(Records from a collection of figures)
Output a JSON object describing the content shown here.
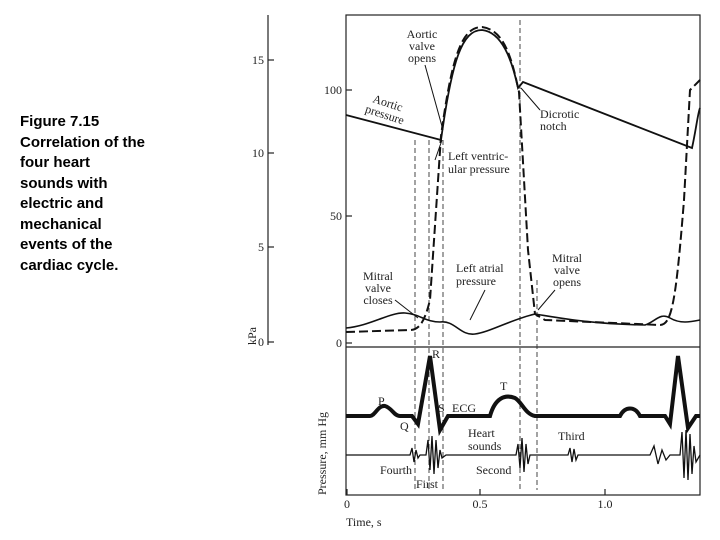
{
  "caption": [
    "Figure 7.15",
    "Correlation of the",
    "four heart",
    "sounds with",
    "electric and",
    "mechanical",
    "events of the",
    "cardiac cycle."
  ],
  "figure": {
    "kpa_ticks": [
      "15",
      "10",
      "5",
      "0"
    ],
    "kpa_label": "kPa",
    "mmhg_ticks": [
      "100",
      "50",
      "0"
    ],
    "mmhg_label": "Pressure, mm Hg",
    "time_ticks": [
      "0",
      "0.5",
      "1.0"
    ],
    "time_label": "Time, s",
    "labels": {
      "aortic_valve_opens": [
        "Aortic",
        "valve",
        "opens"
      ],
      "aortic_pressure": [
        "Aortic",
        "pressure"
      ],
      "dicrotic_notch": [
        "Dicrotic",
        "notch"
      ],
      "lv_pressure": [
        "Left ventric-",
        "ular pressure"
      ],
      "mitral_valve_closes": [
        "Mitral",
        "valve",
        "closes"
      ],
      "left_atrial_pressure": [
        "Left atrial",
        "pressure"
      ],
      "mitral_valve_opens": [
        "Mitral",
        "valve",
        "opens"
      ],
      "r": "R",
      "p": "P",
      "q": "Q",
      "s": "S",
      "t": "T",
      "ecg": "ECG",
      "heart_sounds": [
        "Heart",
        "sounds"
      ],
      "third": "Third",
      "fourth": "Fourth",
      "first": "First",
      "second": "Second"
    }
  }
}
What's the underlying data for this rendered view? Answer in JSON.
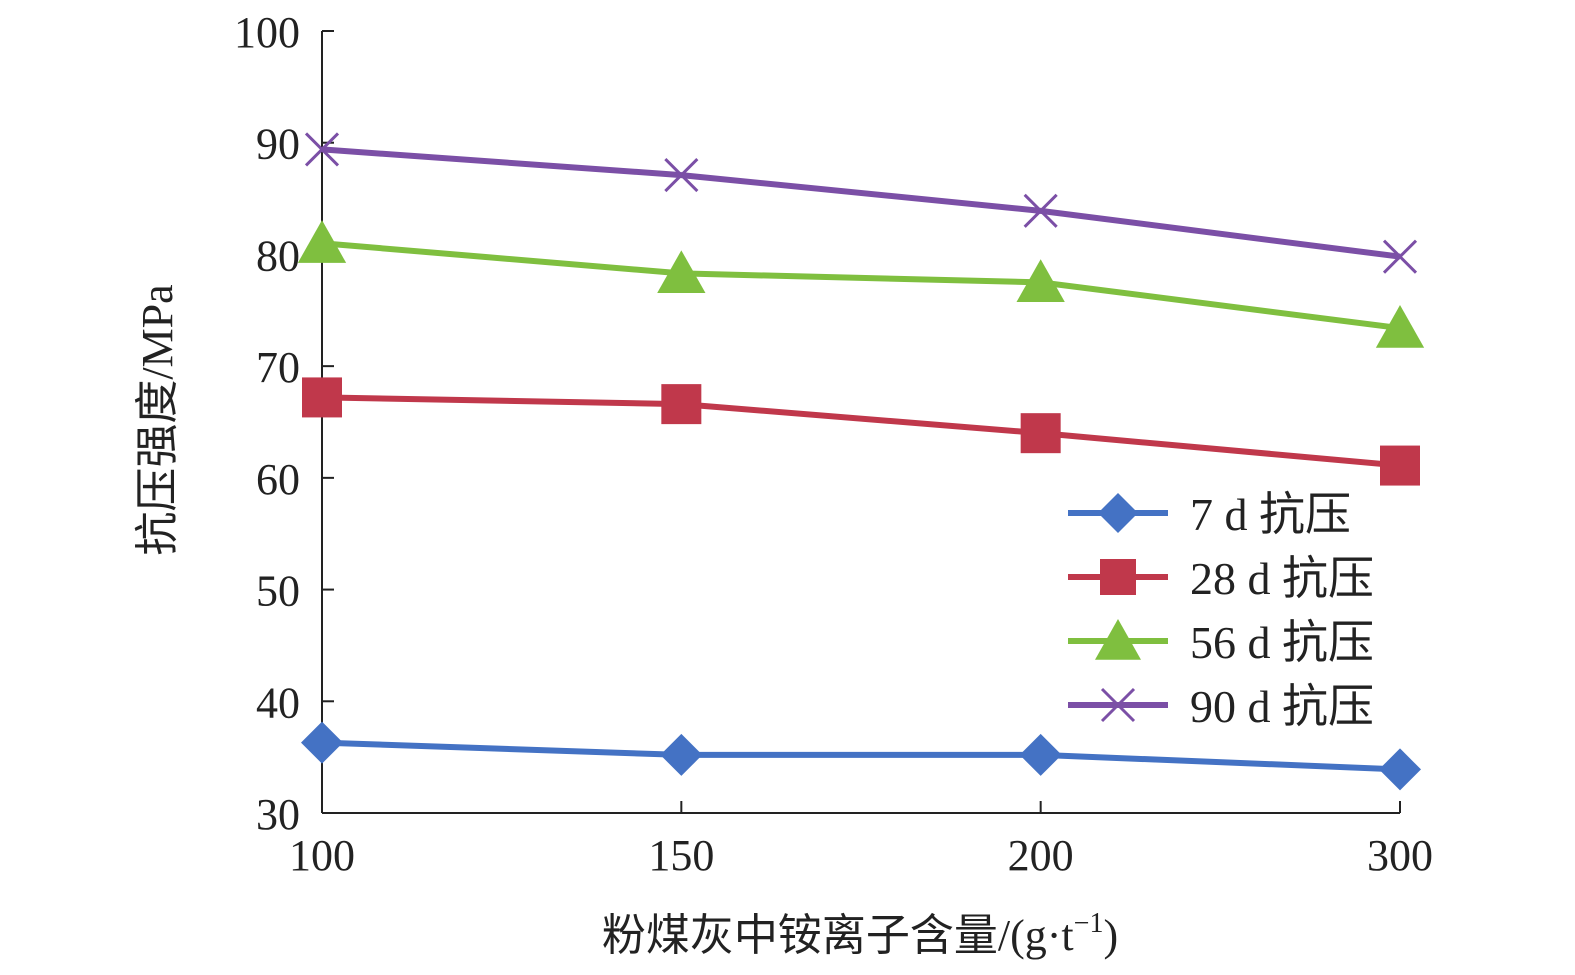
{
  "chart_data": {
    "type": "line",
    "x": [
      100,
      150,
      200,
      300
    ],
    "x_tick_labels": [
      "100",
      "150",
      "200",
      "300"
    ],
    "y_tick_labels": [
      "30",
      "40",
      "50",
      "60",
      "70",
      "80",
      "90",
      "100"
    ],
    "ylim": [
      30,
      100
    ],
    "ylabel": "抗压强度/MPa",
    "xlabel_text": "粉煤灰中铵离子含量/(g·t",
    "xlabel_sup": "−1",
    "xlabel_close": ")",
    "grid": false,
    "legend_placement": "right",
    "series": [
      {
        "name": "7 d 抗压",
        "values": [
          36.3,
          35.2,
          35.2,
          33.9
        ],
        "color": "#4472c4",
        "marker": "diamond"
      },
      {
        "name": "28 d 抗压",
        "values": [
          67.2,
          66.6,
          64.0,
          61.1
        ],
        "color": "#c0384b",
        "marker": "square"
      },
      {
        "name": "56 d 抗压",
        "values": [
          81.0,
          78.3,
          77.5,
          73.4
        ],
        "color": "#7fbf3f",
        "marker": "triangle"
      },
      {
        "name": "90 d 抗压",
        "values": [
          89.4,
          87.1,
          83.9,
          79.8
        ],
        "color": "#7b4fa6",
        "marker": "x"
      }
    ]
  }
}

Written exercise: In the listing, how many lines hold "color"? Answer with a bare number.

Written reply: 4